◆ **DATA SUPPLIED**:
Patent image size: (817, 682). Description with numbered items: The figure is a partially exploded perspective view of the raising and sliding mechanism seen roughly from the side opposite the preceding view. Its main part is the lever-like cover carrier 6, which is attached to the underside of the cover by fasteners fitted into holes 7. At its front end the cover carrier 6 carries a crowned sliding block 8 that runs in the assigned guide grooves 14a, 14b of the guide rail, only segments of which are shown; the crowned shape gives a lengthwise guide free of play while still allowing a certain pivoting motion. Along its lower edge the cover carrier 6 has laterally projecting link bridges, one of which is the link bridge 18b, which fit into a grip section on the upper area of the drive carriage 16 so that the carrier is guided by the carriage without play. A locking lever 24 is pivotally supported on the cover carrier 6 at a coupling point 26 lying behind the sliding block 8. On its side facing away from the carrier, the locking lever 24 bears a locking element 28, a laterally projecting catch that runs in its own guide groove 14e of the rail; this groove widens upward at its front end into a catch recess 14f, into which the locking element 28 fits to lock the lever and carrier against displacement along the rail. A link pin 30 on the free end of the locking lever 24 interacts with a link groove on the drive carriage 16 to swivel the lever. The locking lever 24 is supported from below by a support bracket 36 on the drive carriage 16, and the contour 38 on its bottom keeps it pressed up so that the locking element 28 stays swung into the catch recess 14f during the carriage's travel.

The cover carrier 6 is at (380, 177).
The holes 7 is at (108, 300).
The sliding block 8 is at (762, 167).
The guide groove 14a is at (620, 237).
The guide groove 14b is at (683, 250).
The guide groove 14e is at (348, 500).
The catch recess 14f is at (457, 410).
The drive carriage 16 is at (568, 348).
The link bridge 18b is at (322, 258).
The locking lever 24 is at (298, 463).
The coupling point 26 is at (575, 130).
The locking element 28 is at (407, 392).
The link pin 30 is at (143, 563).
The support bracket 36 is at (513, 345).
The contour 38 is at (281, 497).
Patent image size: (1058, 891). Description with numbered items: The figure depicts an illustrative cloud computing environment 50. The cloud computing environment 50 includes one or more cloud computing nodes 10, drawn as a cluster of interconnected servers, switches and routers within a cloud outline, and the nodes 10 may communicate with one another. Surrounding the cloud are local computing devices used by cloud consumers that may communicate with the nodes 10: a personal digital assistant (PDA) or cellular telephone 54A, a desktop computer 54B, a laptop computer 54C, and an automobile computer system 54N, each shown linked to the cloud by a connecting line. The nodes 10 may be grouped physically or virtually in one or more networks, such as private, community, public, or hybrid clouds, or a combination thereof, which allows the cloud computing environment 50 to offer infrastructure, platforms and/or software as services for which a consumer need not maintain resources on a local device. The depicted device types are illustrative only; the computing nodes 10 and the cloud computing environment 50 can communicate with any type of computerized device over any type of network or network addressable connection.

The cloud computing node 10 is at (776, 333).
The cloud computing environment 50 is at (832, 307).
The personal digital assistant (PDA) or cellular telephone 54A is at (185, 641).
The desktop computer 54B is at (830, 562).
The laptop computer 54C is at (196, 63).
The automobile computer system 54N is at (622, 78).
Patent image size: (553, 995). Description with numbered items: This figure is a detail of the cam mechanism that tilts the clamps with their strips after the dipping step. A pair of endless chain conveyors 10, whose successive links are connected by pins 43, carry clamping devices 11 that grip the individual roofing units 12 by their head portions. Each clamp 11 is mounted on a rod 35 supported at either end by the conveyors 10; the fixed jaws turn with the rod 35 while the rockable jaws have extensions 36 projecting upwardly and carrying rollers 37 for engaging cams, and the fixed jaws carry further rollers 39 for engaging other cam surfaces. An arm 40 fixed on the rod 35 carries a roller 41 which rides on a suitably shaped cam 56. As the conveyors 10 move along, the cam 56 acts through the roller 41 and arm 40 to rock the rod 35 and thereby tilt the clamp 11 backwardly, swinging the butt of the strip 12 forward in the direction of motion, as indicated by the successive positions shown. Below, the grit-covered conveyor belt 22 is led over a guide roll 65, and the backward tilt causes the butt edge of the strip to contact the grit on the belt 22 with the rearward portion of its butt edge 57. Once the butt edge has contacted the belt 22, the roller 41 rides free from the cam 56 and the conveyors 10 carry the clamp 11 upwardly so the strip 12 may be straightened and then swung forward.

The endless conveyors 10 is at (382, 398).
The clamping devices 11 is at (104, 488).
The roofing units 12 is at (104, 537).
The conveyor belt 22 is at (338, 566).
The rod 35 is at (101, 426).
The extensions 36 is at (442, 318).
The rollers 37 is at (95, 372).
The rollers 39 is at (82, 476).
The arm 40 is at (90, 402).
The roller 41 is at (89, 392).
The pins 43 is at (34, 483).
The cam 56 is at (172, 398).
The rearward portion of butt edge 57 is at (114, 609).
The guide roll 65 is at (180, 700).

--

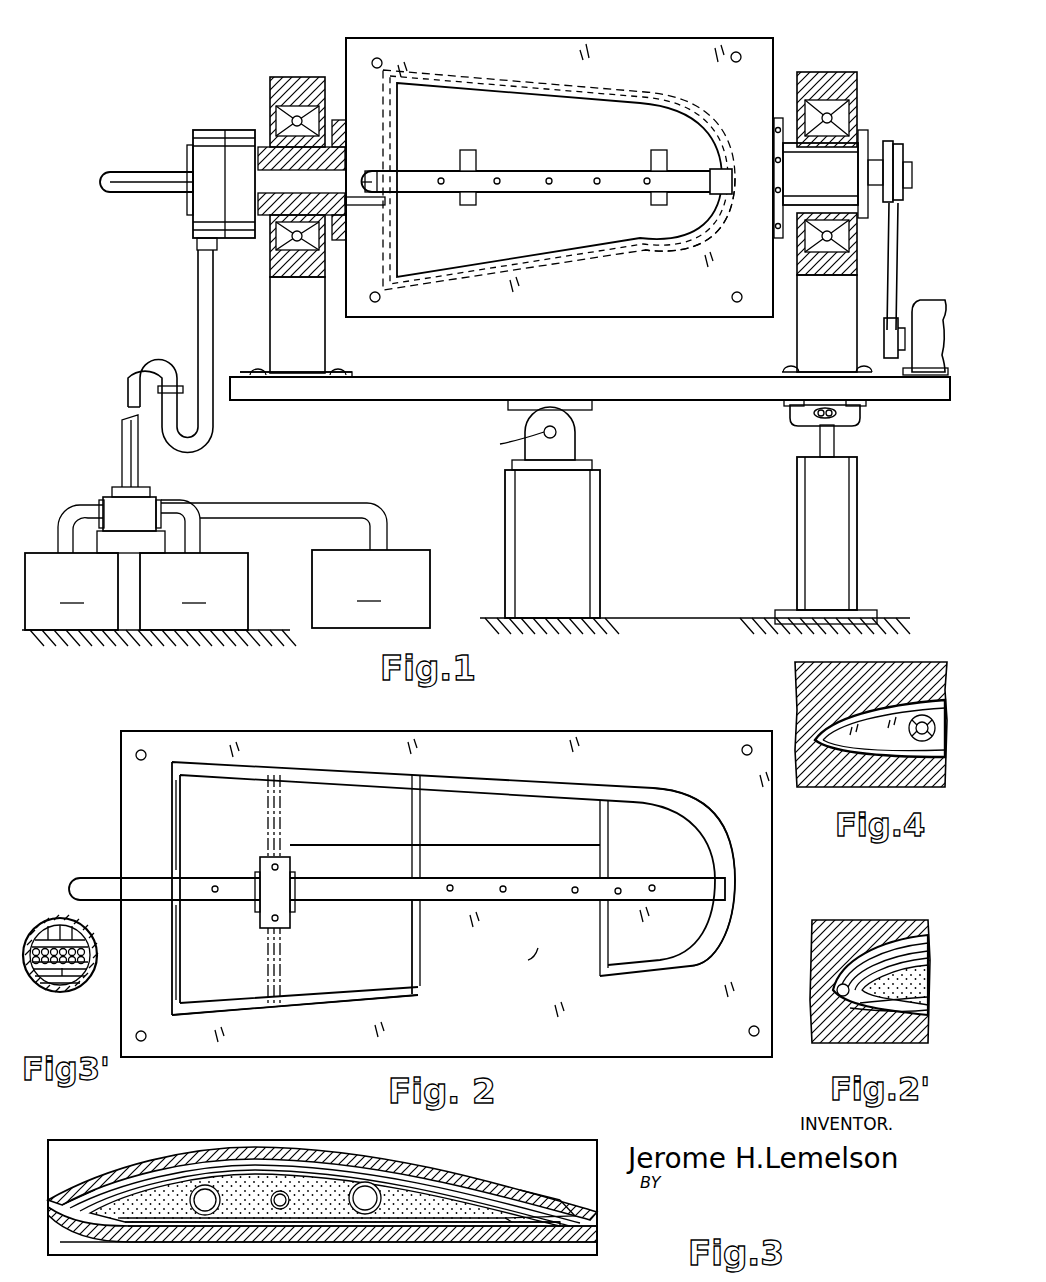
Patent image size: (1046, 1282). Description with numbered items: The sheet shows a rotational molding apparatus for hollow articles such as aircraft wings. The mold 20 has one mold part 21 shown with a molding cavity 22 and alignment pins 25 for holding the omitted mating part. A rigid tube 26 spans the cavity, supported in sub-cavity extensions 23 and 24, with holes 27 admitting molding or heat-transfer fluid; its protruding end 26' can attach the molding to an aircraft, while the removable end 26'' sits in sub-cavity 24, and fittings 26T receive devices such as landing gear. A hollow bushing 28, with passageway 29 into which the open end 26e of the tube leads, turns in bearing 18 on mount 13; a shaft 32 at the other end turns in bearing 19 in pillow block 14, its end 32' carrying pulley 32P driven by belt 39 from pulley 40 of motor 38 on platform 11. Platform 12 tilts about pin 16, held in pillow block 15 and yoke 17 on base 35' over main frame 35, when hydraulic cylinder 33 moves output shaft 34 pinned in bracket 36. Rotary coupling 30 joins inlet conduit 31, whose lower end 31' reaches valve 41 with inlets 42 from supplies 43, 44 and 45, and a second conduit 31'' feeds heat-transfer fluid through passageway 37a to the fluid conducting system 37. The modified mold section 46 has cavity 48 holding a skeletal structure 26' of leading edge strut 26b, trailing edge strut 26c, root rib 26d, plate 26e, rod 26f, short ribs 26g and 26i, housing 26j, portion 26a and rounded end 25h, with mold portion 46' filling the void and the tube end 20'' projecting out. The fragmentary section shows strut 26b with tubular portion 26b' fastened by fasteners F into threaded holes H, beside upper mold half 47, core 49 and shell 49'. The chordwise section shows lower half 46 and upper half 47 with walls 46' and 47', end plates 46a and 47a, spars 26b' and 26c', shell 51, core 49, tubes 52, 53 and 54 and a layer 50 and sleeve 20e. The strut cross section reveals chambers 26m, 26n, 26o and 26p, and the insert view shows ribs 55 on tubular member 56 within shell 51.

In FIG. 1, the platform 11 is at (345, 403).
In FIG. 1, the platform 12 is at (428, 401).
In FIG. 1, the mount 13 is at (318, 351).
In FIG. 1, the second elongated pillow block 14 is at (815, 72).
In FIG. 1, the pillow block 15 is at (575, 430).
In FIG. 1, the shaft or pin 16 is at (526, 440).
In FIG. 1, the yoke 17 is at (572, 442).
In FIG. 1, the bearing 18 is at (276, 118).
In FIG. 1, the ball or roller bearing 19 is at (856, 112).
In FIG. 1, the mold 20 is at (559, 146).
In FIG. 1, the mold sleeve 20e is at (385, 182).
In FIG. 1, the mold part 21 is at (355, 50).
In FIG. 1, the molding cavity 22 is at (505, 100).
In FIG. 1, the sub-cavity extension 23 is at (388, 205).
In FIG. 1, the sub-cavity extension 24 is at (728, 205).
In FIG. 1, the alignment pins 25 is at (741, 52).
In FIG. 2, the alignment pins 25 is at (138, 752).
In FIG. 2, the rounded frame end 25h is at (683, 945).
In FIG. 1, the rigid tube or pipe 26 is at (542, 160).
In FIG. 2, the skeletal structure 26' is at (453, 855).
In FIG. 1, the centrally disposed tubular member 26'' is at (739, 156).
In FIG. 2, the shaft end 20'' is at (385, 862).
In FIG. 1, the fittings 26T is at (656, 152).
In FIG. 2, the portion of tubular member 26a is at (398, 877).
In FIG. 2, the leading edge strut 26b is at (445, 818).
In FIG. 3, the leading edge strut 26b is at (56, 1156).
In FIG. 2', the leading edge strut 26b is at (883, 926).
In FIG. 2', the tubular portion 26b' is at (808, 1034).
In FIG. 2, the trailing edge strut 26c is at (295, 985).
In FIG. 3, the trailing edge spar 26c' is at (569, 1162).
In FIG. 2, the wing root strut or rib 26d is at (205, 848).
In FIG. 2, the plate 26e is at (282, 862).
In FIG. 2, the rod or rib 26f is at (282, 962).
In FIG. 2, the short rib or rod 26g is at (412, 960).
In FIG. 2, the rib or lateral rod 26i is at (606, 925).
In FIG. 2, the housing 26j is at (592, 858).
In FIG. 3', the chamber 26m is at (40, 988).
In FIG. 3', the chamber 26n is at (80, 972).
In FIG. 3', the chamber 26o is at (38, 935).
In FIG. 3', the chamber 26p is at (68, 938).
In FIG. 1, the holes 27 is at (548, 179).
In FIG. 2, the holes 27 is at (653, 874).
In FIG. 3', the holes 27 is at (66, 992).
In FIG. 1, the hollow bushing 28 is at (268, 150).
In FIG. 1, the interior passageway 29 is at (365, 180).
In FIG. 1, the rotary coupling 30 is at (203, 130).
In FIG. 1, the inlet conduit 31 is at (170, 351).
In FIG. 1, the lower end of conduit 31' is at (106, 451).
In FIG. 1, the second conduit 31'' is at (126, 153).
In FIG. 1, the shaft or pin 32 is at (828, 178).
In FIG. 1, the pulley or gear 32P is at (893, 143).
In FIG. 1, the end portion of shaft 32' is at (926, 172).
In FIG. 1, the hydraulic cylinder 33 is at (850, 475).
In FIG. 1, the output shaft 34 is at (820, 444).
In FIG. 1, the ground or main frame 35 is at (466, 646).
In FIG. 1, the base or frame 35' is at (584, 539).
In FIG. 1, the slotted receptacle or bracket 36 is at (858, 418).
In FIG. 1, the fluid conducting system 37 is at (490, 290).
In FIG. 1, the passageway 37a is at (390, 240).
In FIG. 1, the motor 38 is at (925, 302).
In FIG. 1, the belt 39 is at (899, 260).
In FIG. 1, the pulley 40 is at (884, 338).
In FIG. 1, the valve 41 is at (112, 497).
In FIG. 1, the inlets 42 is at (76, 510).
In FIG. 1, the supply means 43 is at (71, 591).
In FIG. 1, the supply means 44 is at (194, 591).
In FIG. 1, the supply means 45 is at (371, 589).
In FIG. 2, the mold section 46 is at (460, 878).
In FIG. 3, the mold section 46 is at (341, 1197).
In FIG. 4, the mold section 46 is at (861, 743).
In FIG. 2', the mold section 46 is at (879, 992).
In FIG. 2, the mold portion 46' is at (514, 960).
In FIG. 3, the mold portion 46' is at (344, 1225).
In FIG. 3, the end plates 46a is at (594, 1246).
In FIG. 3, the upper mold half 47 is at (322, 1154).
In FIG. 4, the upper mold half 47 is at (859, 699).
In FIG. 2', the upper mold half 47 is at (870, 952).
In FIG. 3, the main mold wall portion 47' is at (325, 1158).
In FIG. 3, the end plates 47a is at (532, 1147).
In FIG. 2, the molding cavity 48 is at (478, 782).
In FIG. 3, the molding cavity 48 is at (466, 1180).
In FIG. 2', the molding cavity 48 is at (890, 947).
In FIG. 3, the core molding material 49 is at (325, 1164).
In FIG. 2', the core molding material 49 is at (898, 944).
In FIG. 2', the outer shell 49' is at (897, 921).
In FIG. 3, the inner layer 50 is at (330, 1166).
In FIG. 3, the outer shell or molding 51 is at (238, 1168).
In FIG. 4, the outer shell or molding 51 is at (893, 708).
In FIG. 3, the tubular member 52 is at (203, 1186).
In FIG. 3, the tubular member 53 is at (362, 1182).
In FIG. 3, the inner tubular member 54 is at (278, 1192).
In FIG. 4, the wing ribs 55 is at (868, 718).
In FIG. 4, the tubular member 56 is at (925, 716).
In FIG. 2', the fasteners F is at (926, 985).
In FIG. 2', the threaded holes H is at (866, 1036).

--

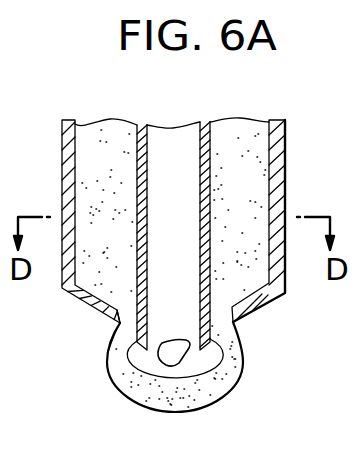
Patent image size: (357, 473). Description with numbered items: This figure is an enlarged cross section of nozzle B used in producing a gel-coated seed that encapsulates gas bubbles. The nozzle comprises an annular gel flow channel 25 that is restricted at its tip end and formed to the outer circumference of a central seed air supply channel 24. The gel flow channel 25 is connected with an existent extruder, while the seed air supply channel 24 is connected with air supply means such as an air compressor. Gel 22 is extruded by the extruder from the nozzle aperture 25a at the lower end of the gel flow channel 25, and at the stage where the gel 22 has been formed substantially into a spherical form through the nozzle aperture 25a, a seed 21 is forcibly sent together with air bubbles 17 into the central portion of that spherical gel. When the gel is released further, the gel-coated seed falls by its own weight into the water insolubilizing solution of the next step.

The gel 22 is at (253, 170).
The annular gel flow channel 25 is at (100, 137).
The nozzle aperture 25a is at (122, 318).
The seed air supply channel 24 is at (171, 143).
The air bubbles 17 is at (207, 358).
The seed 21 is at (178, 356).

◆ **TASK TO COMPLETE**: Copy out, word for word, the lines running from the one containing "Patent image size: (357, 473)." through the one containing "The seed 21 is at (178, 356).", including both of those lines.

◆ **REPLY**:
Patent image size: (357, 473). Description with numbered items: This figure is an enlarged cross section of nozzle B used in producing a gel-coated seed that encapsulates gas bubbles. The nozzle comprises an annular gel flow channel 25 that is restricted at its tip end and formed to the outer circumference of a central seed air supply channel 24. The gel flow channel 25 is connected with an existent extruder, while the seed air supply channel 24 is connected with air supply means such as an air compressor. Gel 22 is extruded by the extruder from the nozzle aperture 25a at the lower end of the gel flow channel 25, and at the stage where the gel 22 has been formed substantially into a spherical form through the nozzle aperture 25a, a seed 21 is forcibly sent together with air bubbles 17 into the central portion of that spherical gel. When the gel is released further, the gel-coated seed falls by its own weight into the water insolubilizing solution of the next step.

The gel 22 is at (253, 170).
The annular gel flow channel 25 is at (100, 137).
The nozzle aperture 25a is at (122, 318).
The seed air supply channel 24 is at (171, 143).
The air bubbles 17 is at (207, 358).
The seed 21 is at (178, 356).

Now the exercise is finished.